[Records excerpted from a collection]
++++++

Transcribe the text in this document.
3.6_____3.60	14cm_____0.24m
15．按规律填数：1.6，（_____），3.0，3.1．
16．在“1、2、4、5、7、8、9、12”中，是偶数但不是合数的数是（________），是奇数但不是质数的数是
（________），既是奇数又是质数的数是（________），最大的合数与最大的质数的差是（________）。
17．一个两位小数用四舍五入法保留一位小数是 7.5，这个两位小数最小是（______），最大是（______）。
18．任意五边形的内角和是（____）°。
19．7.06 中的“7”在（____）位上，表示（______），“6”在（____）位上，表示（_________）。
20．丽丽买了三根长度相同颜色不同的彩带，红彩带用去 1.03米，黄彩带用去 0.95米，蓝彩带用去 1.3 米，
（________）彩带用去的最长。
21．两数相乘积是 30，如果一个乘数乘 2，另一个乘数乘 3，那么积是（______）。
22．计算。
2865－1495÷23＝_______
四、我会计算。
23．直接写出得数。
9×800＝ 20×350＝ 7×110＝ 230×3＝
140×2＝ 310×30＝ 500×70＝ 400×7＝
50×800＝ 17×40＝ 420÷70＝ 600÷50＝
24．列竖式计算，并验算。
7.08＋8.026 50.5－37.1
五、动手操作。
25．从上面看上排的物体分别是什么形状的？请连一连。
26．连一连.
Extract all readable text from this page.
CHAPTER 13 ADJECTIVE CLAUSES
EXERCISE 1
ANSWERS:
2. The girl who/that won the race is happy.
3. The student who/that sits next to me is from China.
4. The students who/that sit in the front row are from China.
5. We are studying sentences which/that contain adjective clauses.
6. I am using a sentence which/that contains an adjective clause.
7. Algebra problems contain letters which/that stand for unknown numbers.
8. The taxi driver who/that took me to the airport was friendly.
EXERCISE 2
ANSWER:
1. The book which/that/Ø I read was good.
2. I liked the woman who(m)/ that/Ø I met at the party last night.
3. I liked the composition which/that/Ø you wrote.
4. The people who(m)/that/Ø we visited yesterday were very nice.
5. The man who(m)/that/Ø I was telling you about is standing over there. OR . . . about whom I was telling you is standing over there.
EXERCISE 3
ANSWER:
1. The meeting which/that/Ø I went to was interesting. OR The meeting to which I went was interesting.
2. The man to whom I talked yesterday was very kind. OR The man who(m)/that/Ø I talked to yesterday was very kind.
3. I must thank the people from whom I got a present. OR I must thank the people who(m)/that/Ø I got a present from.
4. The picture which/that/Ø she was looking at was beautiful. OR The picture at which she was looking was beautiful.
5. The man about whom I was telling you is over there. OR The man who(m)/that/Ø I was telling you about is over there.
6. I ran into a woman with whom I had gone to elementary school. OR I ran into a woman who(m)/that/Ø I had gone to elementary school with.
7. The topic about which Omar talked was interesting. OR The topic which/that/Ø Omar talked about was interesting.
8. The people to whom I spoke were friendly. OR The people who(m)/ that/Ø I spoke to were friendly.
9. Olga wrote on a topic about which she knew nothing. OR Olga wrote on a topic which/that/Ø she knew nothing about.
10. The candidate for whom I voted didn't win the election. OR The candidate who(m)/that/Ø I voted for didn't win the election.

++++++

=== Problem requirements ===
Repeat all entries. Match them exactly.

=== The output ===
Transcribe the text in this document.
3.6_____3.60	14cm_____0.24m
15．按规律填数：1.6，（_____），3.0，3.1．
16．在“1、2、4、5、7、8、9、12”中，是偶数但不是合数的数是（________），是奇数但不是质数的数是
（________），既是奇数又是质数的数是（________），最大的合数与最大的质数的差是（________）。
17．一个两位小数用四舍五入法保留一位小数是 7.5，这个两位小数最小是（______），最大是（______）。
18．任意五边形的内角和是（____）°。
19．7.06 中的“7”在（____）位上，表示（______），“6”在（____）位上，表示（_________）。
20．丽丽买了三根长度相同颜色不同的彩带，红彩带用去 1.03米，黄彩带用去 0.95米，蓝彩带用去 1.3 米，
（________）彩带用去的最长。
21．两数相乘积是 30，如果一个乘数乘 2，另一个乘数乘 3，那么积是（______）。
22．计算。
2865－1495÷23＝_______
四、我会计算。
23．直接写出得数。
9×800＝ 20×350＝ 7×110＝ 230×3＝
140×2＝ 310×30＝ 500×70＝ 400×7＝
50×800＝ 17×40＝ 420÷70＝ 600÷50＝
24．列竖式计算，并验算。
7.08＋8.026 50.5－37.1
五、动手操作。
25．从上面看上排的物体分别是什么形状的？请连一连。
26．连一连.
Extract all readable text from this page.
CHAPTER 13 ADJECTIVE CLAUSES
EXERCISE 1
ANSWERS:
2. The girl who/that won the race is happy.
3. The student who/that sits next to me is from China.
4. The students who/that sit in the front row are from China.
5. We are studying sentences which/that contain adjective clauses.
6. I am using a sentence which/that contains an adjective clause.
7. Algebra problems contain letters which/that stand for unknown numbers.
8. The taxi driver who/that took me to the airport was friendly.
EXERCISE 2
ANSWER:
1. The book which/that/Ø I read was good.
2. I liked the woman who(m)/ that/Ø I met at the party last night.
3. I liked the composition which/that/Ø you wrote.
4. The people who(m)/that/Ø we visited yesterday were very nice.
5. The man who(m)/that/Ø I was telling you about is standing over there. OR . . . about whom I was telling you is standing over there.
EXERCISE 3
ANSWER:
1. The meeting which/that/Ø I went to was interesting. OR The meeting to which I went was interesting.
2. The man to whom I talked yesterday was very kind. OR The man who(m)/that/Ø I talked to yesterday was very kind.
3. I must thank the people from whom I got a present. OR I must thank the people who(m)/that/Ø I got a present from.
4. The picture which/that/Ø she was looking at was beautiful. OR The picture at which she was looking was beautiful.
5. The man about whom I was telling you is over there. OR The man who(m)/that/Ø I was telling you about is over there.
6. I ran into a woman with whom I had gone to elementary school. OR I ran into a woman who(m)/that/Ø I had gone to elementary school with.
7. The topic about which Omar talked was interesting. OR The topic which/that/Ø Omar talked about was interesting.
8. The people to whom I spoke were friendly. OR The people who(m)/ that/Ø I spoke to were friendly.
9. Olga wrote on a topic about which she knew nothing. OR Olga wrote on a topic which/that/Ø she knew nothing about.
10. The candidate for whom I voted didn't win the election. OR The candidate who(m)/that/Ø I voted for didn't win the election.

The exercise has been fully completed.